* WORK TO BE COMPLETED *
Output each line exactly as it appears, skipping any embedded picture.

* ENTRIES PROVIDED *
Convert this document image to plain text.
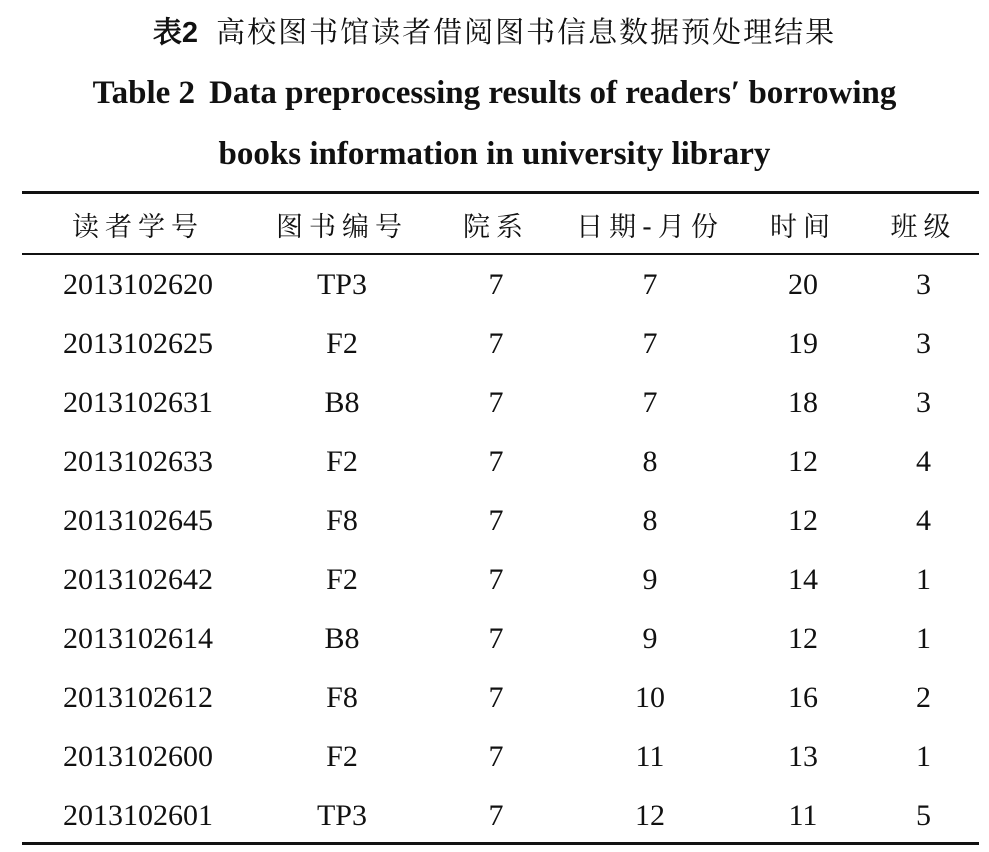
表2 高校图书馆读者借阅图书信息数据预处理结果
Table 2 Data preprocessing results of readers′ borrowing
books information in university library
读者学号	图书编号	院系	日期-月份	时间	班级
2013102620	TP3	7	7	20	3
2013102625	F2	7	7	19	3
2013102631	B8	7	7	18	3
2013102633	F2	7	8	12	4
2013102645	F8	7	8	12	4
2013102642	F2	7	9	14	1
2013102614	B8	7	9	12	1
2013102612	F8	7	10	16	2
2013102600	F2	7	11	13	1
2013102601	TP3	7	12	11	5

* EXERCISE RESULT *
Convert this document image to plain text.
表2 高校图书馆读者借阅图书信息数据预处理结果
Table 2 Data preprocessing results of readers′ borrowing
books information in university library
读者学号	图书编号	院系	日期-月份	时间	班级
2013102620	TP3	7	7	20	3
2013102625	F2	7	7	19	3
2013102631	B8	7	7	18	3
2013102633	F2	7	8	12	4
2013102645	F8	7	8	12	4
2013102642	F2	7	9	14	1
2013102614	B8	7	9	12	1
2013102612	F8	7	10	16	2
2013102600	F2	7	11	13	1
2013102601	TP3	7	12	11	5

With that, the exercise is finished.